-- TO BE DONE --
Each entry below is to be written out exactly, and the pictures are to be left out.

-- GIVEN RECORDS --

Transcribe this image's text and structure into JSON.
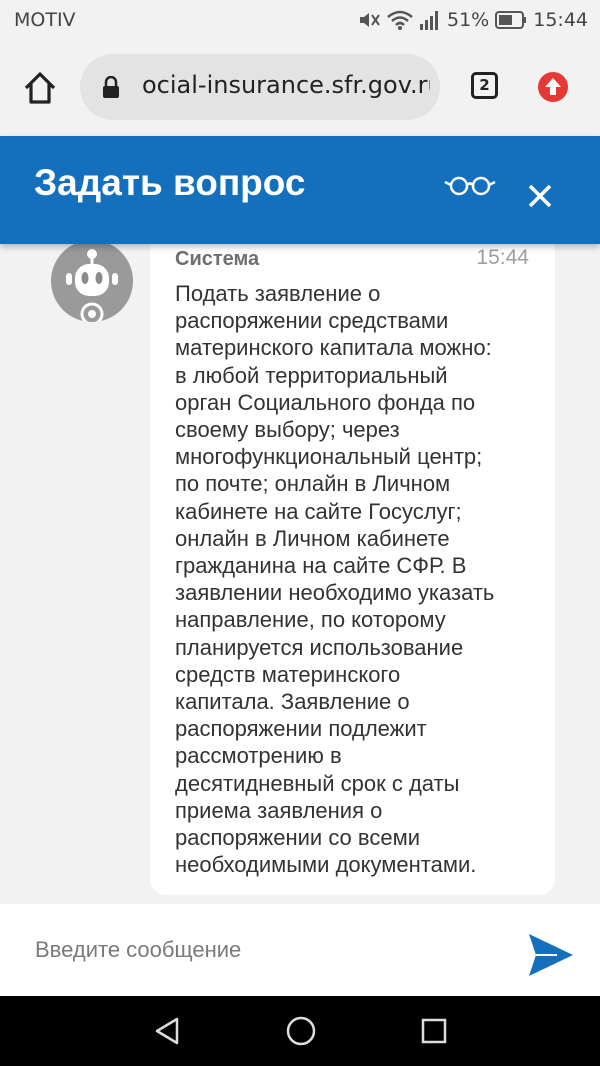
{
  "status_bar": {
    "carrier": "MOTIV",
    "battery": "51%",
    "time": "15:44",
    "icons": [
      "mute-icon",
      "wifi-icon",
      "signal-icon",
      "battery-icon"
    ]
  },
  "browser": {
    "url": "ocial-insurance.sfr.gov.ru",
    "tab_count": "2",
    "icons": [
      "home-icon",
      "lock-icon",
      "update-icon"
    ]
  },
  "chat": {
    "title": "Задать вопрос",
    "header_icons": [
      "glasses-icon",
      "close-icon"
    ],
    "colors": {
      "header": "#1470bc",
      "send": "#1470bc"
    },
    "message": {
      "sender": "Система",
      "time": "15:44",
      "lines": [
        "Подать заявление о",
        "распоряжении средствами",
        "материнского капитала можно:",
        "в любой территориальный",
        "орган Социального фонда по",
        "своему выбору; через",
        "многофункциональный центр;",
        "по почте; онлайн в Личном",
        "кабинете на сайте Госуслуг;",
        "онлайн в Личном кабинете",
        "гражданина на сайте СФР. В",
        "заявлении необходимо указать",
        "направление, по которому",
        "планируется использование",
        "средств материнского",
        "капитала. Заявление о",
        "распоряжении подлежит",
        "рассмотрению в",
        "десятидневный срок с даты",
        "приема заявления о",
        "распоряжении со всеми",
        "необходимыми документами."
      ]
    },
    "input_placeholder": "Введите сообщение"
  },
  "nav_bar": {
    "icons": [
      "back-icon",
      "home-circle-icon",
      "recents-icon"
    ]
  }
}
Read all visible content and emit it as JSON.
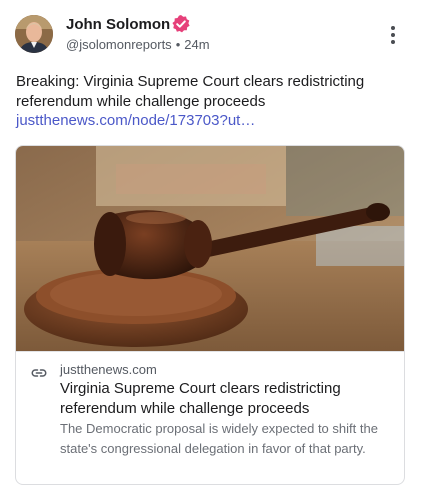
{
  "author": {
    "name": "John Solomon",
    "handle": "@jsolomonreports",
    "separator": "•",
    "time": "24m",
    "verified_icon": "verified-badge-icon",
    "verified_color": "#e6407a"
  },
  "post": {
    "text": "Breaking: Virginia Supreme Court clears redistricting referendum while challenge proceeds",
    "link": "justthenews.com/node/173703?ut…"
  },
  "card": {
    "image": "gavel-photo",
    "icon": "link-icon",
    "domain": "justthenews.com",
    "title": "Virginia Supreme Court clears redistricting referendum while challenge proceeds",
    "description": "The Democratic proposal is widely expected to shift the state's congressional delegation in favor of that party."
  },
  "colors": {
    "link": "#4b58c8",
    "text": "#1c1c1e",
    "muted": "#555a62"
  }
}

-- THE SOLUTION --
Transcribe this image's text and structure into JSON.
{
  "status_bar": {
    "carrier": "MOTIV",
    "battery": "51%",
    "time": "15:44",
    "icons": [
      "mute-icon",
      "wifi-icon",
      "signal-icon",
      "battery-icon"
    ]
  },
  "browser": {
    "url": "ocial-insurance.sfr.gov.ru",
    "tab_count": "2",
    "icons": [
      "home-icon",
      "lock-icon",
      "update-icon"
    ]
  },
  "chat": {
    "title": "Задать вопрос",
    "header_icons": [
      "glasses-icon",
      "close-icon"
    ],
    "colors": {
      "header": "#1470bc",
      "send": "#1470bc"
    },
    "message": {
      "sender": "Система",
      "time": "15:44",
      "lines": [
        "Подать заявление о",
        "распоряжении средствами",
        "материнского капитала можно:",
        "в любой территориальный",
        "орган Социального фонда по",
        "своему выбору; через",
        "многофункциональный центр;",
        "по почте; онлайн в Личном",
        "кабинете на сайте Госуслуг;",
        "онлайн в Личном кабинете",
        "гражданина на сайте СФР. В",
        "заявлении необходимо указать",
        "направление, по которому",
        "планируется использование",
        "средств материнского",
        "капитала. Заявление о",
        "распоряжении подлежит",
        "рассмотрению в",
        "десятидневный срок с даты",
        "приема заявления о",
        "распоряжении со всеми",
        "необходимыми документами."
      ]
    },
    "input_placeholder": "Введите сообщение"
  },
  "nav_bar": {
    "icons": [
      "back-icon",
      "home-circle-icon",
      "recents-icon"
    ]
  }
}
Read all visible content and emit it as JSON.
{
  "author": {
    "name": "John Solomon",
    "handle": "@jsolomonreports",
    "separator": "•",
    "time": "24m",
    "verified_icon": "verified-badge-icon",
    "verified_color": "#e6407a"
  },
  "post": {
    "text": "Breaking: Virginia Supreme Court clears redistricting referendum while challenge proceeds",
    "link": "justthenews.com/node/173703?ut…"
  },
  "card": {
    "image": "gavel-photo",
    "icon": "link-icon",
    "domain": "justthenews.com",
    "title": "Virginia Supreme Court clears redistricting referendum while challenge proceeds",
    "description": "The Democratic proposal is widely expected to shift the state's congressional delegation in favor of that party."
  },
  "colors": {
    "link": "#4b58c8",
    "text": "#1c1c1e",
    "muted": "#555a62"
  }
}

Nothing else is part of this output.